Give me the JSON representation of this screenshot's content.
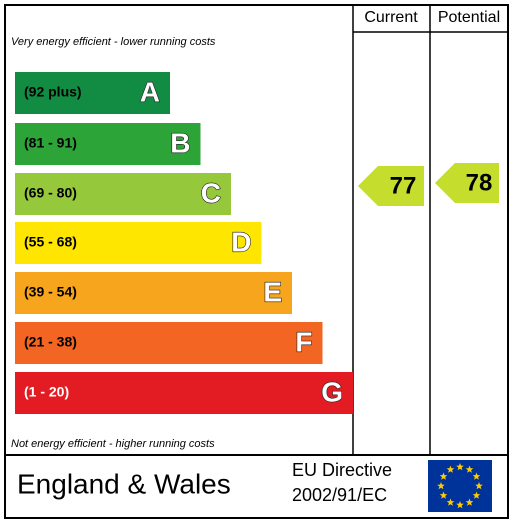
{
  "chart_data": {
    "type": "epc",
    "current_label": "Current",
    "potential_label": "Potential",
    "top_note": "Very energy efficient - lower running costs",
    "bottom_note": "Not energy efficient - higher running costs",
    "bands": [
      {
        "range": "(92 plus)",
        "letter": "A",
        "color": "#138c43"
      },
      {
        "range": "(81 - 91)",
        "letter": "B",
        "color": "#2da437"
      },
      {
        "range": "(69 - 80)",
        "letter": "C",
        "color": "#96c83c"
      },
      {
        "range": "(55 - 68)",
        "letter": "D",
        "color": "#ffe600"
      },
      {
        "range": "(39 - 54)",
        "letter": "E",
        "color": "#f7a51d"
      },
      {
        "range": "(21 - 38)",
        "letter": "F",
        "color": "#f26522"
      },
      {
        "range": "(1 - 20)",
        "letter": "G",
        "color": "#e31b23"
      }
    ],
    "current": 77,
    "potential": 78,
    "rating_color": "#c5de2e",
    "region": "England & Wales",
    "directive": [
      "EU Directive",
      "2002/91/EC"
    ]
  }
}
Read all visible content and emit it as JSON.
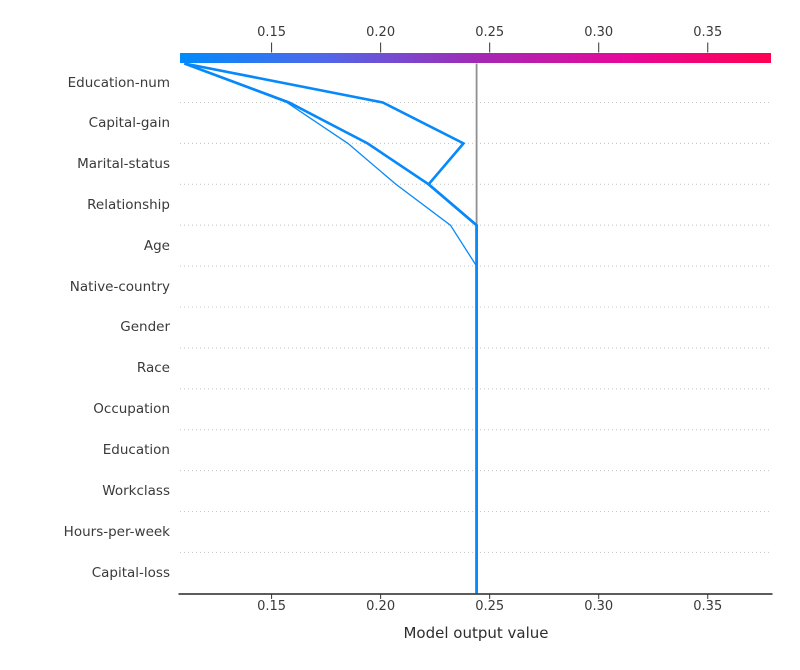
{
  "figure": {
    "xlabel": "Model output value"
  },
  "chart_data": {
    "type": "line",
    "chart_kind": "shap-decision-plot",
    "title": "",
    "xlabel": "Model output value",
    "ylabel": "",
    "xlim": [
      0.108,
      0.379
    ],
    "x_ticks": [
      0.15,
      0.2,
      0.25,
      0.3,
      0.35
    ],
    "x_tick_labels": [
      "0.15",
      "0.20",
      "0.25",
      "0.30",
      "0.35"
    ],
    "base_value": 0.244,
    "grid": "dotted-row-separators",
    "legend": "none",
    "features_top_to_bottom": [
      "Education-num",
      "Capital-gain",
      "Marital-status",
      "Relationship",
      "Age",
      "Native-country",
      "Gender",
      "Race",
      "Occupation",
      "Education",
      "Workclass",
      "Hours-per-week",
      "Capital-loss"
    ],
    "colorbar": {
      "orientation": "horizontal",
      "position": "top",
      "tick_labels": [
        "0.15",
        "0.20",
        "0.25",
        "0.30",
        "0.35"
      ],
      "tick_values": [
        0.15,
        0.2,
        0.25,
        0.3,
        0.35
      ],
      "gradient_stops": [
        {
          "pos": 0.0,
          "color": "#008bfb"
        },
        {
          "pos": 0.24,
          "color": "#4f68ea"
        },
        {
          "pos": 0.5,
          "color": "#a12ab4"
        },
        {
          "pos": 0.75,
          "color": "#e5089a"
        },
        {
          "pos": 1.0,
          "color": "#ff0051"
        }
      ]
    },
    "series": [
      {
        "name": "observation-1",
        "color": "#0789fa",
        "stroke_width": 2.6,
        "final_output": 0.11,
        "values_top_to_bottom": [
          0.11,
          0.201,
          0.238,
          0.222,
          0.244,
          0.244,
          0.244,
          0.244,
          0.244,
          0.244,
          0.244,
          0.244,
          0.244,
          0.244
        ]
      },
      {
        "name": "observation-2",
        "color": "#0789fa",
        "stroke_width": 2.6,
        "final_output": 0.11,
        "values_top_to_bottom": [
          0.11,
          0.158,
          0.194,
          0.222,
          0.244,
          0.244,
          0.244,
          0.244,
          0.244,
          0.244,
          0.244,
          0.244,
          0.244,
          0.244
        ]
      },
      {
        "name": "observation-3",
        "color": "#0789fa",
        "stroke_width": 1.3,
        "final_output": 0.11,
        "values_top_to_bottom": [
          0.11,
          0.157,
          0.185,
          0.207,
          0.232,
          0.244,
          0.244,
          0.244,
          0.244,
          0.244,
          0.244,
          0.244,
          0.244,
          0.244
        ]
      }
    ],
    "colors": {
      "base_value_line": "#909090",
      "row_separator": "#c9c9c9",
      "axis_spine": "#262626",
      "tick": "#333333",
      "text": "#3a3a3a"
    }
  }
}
▬▬▬
**EXERCISE DIRECTIONS:** Extract all lines containing the word "efficient".

**TASK SOLUTION:**
    "top_note": "Very energy efficient - lower running costs",
    "bottom_note": "Not energy efficient - higher running costs",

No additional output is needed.